- STATED PROBLEM
Pick out each line of the records in which the word "patterns" appears.

Records that describe figures:
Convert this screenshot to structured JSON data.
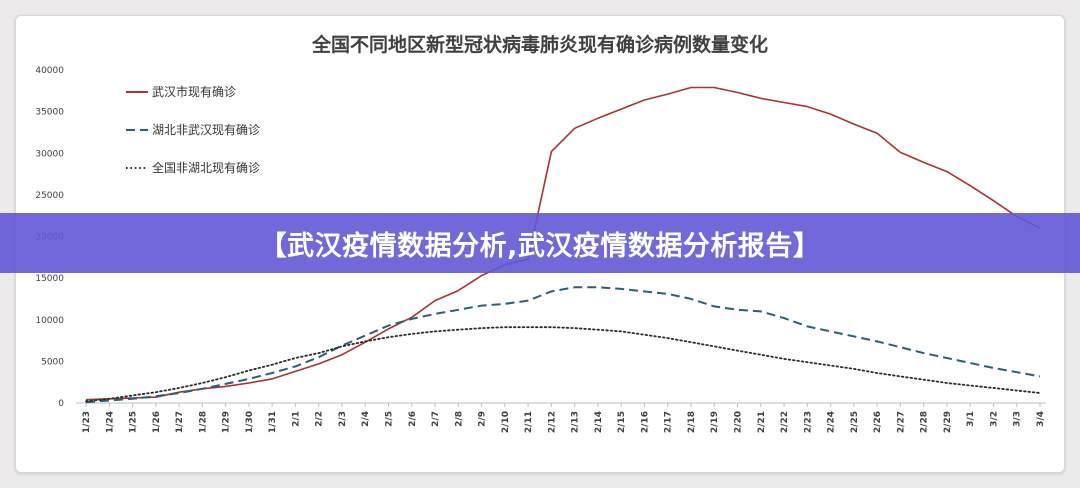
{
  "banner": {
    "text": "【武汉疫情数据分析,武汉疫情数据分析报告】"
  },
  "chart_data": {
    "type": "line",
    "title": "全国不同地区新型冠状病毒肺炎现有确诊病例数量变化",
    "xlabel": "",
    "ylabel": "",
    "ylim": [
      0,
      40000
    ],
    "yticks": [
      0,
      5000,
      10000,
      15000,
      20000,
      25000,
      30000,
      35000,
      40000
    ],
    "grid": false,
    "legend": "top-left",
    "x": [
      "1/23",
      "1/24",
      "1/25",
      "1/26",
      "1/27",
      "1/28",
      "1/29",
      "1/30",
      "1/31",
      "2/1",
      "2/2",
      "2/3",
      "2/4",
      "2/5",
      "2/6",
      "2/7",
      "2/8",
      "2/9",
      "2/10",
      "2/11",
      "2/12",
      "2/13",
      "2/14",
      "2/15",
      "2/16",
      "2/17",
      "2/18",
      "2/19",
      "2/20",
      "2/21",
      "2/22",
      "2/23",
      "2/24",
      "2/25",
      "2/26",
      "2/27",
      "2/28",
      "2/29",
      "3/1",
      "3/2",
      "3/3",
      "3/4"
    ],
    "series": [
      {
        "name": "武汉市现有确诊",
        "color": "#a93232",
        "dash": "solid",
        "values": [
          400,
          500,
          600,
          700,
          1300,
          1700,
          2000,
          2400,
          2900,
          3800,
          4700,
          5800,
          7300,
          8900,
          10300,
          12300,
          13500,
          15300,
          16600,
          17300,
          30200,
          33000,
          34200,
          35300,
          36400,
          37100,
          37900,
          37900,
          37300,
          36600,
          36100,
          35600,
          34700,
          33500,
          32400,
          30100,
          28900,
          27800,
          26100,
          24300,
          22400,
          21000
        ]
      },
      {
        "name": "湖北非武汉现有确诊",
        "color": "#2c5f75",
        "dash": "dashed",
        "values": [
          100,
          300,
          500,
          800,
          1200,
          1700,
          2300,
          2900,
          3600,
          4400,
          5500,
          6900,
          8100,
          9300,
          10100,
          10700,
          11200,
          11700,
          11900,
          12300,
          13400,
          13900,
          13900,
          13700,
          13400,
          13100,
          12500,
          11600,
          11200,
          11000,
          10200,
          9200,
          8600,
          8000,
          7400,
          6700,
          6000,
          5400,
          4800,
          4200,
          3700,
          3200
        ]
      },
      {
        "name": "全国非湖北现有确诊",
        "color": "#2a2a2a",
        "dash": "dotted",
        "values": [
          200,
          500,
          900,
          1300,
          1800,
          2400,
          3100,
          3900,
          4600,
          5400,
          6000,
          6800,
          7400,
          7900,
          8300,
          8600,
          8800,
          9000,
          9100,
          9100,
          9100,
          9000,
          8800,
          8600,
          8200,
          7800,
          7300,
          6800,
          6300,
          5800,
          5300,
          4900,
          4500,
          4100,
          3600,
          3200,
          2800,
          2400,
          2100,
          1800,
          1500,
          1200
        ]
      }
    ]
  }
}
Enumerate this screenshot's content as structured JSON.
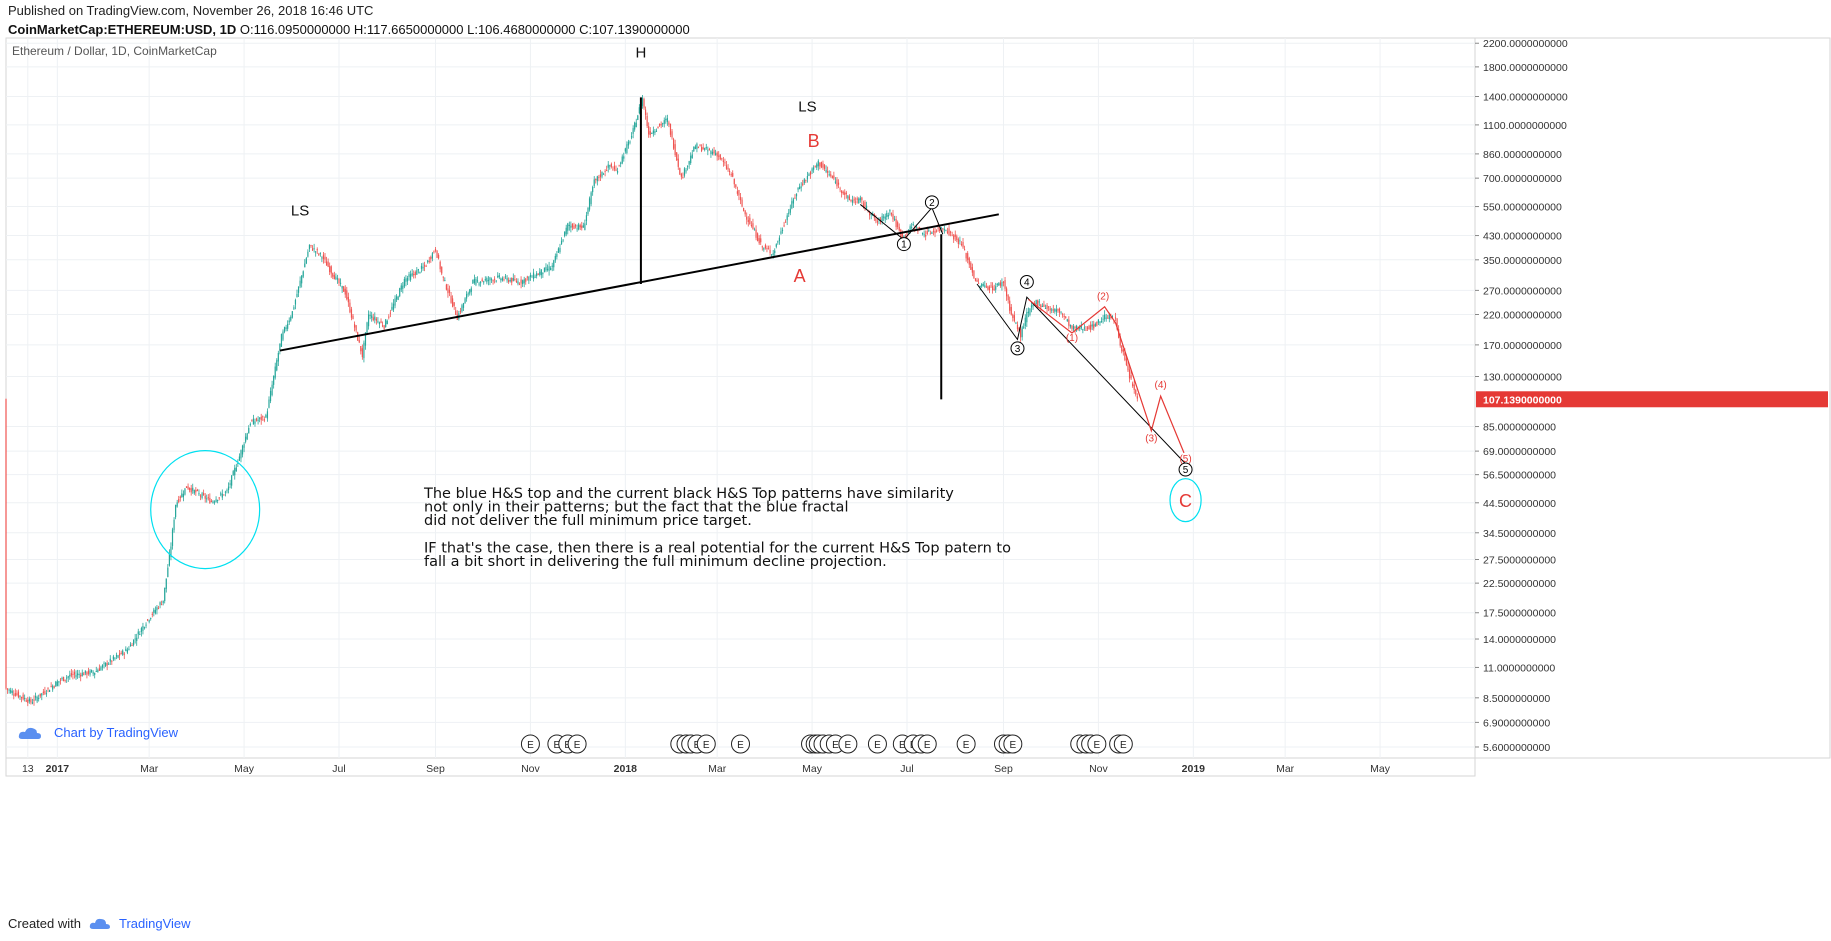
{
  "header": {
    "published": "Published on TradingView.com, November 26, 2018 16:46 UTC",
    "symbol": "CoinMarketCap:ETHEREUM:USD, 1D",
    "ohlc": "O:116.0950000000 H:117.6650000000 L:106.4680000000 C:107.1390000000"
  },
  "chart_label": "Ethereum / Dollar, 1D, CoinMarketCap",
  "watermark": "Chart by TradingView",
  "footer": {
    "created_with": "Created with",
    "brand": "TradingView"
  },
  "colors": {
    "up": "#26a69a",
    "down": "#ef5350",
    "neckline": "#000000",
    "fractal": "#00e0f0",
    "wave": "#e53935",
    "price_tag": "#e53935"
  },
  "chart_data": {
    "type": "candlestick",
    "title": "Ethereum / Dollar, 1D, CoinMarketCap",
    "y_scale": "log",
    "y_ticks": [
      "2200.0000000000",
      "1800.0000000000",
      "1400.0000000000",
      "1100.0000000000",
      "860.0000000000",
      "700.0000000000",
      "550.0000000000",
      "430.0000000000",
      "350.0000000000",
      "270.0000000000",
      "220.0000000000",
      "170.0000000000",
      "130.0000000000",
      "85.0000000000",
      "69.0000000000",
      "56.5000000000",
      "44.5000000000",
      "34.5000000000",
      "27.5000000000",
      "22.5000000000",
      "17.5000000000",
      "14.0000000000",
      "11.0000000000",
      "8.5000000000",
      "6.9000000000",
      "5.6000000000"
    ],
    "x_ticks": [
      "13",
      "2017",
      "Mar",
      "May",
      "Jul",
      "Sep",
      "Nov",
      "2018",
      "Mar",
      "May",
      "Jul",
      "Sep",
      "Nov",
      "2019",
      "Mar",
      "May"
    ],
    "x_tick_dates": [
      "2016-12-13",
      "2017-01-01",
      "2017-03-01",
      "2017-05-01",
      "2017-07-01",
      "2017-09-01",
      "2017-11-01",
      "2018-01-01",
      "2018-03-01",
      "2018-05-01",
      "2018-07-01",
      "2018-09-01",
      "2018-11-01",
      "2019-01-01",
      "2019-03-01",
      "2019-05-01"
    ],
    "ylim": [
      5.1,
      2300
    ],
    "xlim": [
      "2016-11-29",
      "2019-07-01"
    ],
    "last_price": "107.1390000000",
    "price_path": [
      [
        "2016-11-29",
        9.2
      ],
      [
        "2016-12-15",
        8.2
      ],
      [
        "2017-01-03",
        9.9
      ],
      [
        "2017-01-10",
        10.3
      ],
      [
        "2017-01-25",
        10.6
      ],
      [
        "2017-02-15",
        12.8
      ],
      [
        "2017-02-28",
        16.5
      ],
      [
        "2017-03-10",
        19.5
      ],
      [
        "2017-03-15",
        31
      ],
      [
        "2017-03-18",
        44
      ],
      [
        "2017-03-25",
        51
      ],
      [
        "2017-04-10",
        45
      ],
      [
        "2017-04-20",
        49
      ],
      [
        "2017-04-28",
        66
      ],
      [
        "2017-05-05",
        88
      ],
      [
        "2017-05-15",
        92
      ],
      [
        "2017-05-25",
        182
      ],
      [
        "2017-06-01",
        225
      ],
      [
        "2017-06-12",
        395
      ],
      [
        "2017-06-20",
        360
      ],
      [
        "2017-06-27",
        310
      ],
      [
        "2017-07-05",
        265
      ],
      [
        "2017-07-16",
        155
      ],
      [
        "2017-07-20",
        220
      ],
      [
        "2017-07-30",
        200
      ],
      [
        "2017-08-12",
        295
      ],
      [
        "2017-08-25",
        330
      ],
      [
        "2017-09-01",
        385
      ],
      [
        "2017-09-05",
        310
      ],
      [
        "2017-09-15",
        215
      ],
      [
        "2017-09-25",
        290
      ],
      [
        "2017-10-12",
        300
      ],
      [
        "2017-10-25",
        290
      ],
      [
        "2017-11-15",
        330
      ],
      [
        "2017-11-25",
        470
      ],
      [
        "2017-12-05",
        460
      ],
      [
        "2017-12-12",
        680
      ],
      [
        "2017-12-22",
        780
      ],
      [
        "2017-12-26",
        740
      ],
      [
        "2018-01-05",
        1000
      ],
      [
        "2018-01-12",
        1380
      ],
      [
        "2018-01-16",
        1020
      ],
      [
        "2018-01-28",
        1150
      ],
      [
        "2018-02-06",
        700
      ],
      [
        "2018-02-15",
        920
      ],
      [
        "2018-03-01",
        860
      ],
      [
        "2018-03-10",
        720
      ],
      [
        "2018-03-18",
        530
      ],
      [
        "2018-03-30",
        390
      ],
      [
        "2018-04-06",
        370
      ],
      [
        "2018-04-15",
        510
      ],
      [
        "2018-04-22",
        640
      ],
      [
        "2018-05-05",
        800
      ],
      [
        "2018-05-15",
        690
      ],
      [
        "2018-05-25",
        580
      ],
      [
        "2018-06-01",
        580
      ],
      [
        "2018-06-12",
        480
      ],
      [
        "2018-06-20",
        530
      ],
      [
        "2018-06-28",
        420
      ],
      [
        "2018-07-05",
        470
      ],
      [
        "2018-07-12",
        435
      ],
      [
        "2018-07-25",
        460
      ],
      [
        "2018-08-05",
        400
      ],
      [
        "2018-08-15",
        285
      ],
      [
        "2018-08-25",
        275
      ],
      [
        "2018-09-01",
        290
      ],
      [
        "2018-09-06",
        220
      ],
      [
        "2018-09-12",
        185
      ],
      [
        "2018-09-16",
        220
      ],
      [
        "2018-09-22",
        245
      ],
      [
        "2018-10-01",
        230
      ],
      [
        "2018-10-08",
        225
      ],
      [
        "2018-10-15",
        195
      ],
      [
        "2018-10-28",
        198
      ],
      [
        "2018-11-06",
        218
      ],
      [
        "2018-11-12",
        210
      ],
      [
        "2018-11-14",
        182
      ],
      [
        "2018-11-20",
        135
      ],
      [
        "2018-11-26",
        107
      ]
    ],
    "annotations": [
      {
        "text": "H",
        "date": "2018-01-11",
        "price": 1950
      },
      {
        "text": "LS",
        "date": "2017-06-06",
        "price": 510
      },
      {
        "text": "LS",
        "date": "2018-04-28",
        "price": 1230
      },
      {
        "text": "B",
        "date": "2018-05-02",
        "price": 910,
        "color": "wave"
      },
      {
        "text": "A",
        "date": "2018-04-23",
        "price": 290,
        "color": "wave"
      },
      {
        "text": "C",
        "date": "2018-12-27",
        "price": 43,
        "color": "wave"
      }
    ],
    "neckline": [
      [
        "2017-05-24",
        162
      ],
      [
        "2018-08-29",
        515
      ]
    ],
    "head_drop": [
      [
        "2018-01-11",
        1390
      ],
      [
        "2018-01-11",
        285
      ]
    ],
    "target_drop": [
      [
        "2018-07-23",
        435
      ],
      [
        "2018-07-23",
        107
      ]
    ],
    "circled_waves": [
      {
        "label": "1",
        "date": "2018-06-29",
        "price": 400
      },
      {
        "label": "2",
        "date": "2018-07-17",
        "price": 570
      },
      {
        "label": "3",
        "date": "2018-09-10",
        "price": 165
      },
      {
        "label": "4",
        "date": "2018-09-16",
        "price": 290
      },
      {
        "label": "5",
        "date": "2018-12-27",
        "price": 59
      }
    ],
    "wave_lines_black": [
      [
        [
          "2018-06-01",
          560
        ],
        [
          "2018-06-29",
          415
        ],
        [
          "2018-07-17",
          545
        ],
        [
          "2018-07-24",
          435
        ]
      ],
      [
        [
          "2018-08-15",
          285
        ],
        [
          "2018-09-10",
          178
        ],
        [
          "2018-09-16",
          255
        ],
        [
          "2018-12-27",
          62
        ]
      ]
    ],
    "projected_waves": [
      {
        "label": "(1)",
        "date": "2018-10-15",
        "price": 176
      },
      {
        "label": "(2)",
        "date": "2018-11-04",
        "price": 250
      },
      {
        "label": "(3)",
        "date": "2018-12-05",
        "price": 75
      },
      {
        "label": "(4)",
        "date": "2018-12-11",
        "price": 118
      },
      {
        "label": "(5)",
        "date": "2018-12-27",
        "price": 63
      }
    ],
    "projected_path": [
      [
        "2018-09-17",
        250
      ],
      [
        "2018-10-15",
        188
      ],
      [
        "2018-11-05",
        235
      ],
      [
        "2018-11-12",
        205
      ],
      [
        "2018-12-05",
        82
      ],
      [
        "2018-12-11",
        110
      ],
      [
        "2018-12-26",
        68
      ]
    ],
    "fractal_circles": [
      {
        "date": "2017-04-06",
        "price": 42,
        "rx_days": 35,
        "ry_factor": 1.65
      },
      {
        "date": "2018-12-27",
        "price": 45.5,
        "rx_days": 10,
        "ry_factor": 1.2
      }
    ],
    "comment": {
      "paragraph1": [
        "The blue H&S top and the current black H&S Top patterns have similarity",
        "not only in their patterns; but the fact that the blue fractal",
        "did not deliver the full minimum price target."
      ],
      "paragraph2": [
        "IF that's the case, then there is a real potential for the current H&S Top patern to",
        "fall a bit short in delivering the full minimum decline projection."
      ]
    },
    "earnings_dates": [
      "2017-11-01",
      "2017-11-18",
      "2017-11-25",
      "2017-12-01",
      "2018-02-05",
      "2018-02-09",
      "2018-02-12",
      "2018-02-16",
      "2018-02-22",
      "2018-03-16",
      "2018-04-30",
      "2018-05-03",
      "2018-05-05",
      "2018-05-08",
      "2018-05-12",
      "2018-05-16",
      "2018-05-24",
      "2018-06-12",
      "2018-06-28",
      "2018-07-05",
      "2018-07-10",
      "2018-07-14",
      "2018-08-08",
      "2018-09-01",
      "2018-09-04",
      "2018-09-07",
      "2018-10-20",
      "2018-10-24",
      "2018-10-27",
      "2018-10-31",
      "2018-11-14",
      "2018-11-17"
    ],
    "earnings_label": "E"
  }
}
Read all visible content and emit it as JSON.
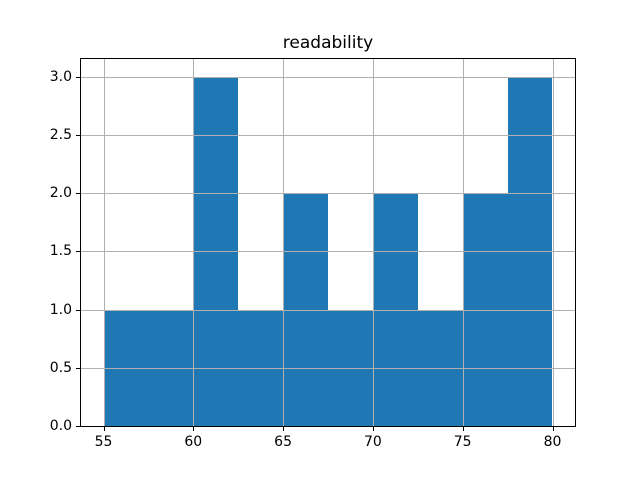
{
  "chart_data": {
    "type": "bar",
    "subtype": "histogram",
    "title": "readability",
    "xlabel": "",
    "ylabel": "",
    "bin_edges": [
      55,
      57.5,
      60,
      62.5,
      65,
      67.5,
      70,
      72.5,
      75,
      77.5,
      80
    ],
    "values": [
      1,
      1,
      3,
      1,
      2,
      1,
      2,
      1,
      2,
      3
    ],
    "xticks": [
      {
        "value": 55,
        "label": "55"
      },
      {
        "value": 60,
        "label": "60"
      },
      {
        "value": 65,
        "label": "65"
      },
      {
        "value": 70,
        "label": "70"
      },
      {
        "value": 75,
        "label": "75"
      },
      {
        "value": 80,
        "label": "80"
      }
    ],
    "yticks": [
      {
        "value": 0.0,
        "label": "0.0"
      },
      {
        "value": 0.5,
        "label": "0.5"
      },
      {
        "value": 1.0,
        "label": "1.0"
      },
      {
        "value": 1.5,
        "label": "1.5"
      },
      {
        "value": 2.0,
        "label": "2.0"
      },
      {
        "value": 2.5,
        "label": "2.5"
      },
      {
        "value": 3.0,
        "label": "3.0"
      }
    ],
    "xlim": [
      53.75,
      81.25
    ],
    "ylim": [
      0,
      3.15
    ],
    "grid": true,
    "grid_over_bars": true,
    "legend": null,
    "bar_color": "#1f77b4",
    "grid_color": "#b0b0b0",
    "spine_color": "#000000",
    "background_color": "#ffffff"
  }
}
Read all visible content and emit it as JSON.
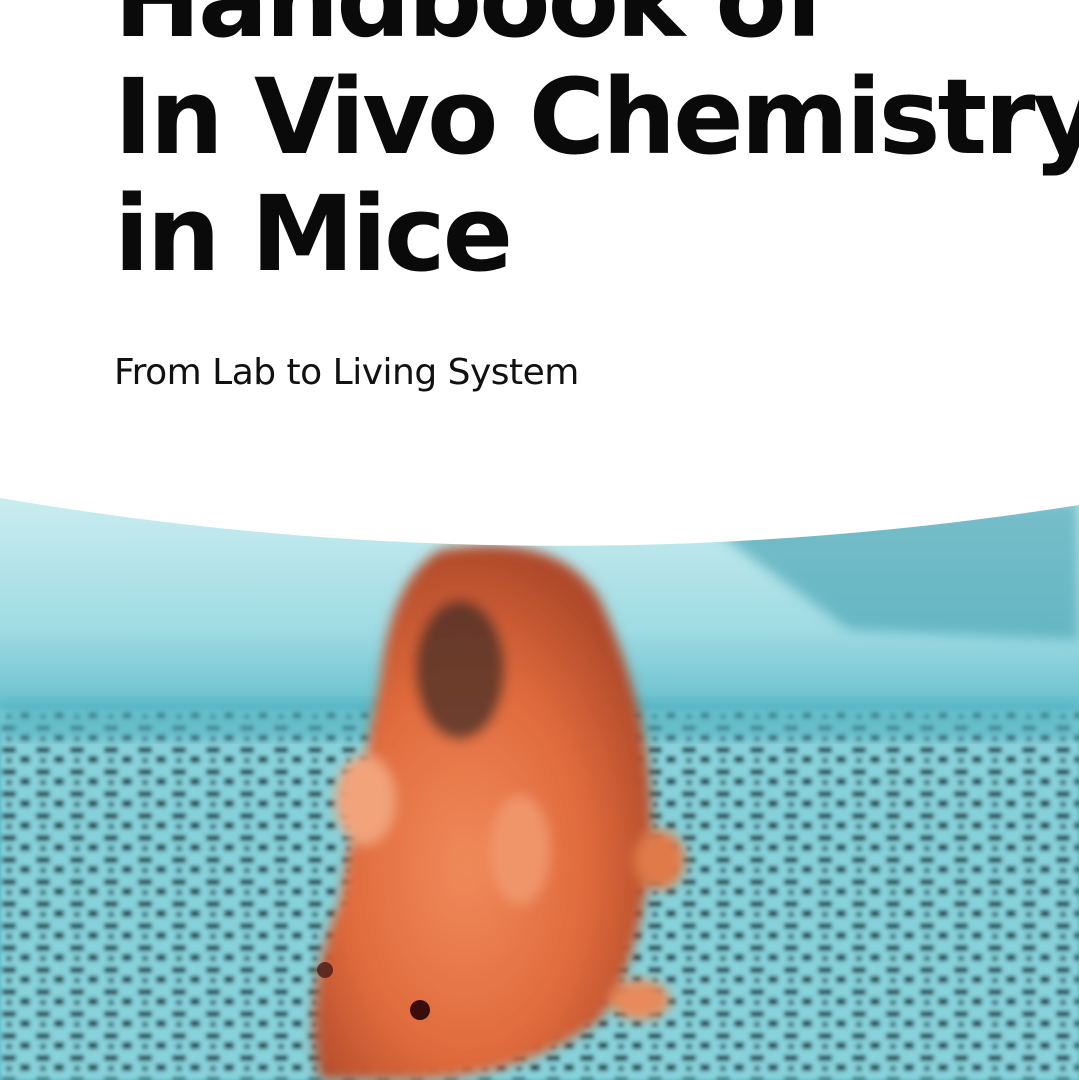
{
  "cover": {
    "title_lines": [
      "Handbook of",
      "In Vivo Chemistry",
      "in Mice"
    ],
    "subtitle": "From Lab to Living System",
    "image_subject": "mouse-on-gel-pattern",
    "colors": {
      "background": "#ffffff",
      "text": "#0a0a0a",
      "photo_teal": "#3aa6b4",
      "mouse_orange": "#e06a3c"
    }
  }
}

- SOLUTION TO THIS TASK
        "The blue H&S top and the current black H&S Top patterns have similarity",
        "not only in their patterns; but the fact that the blue fractal",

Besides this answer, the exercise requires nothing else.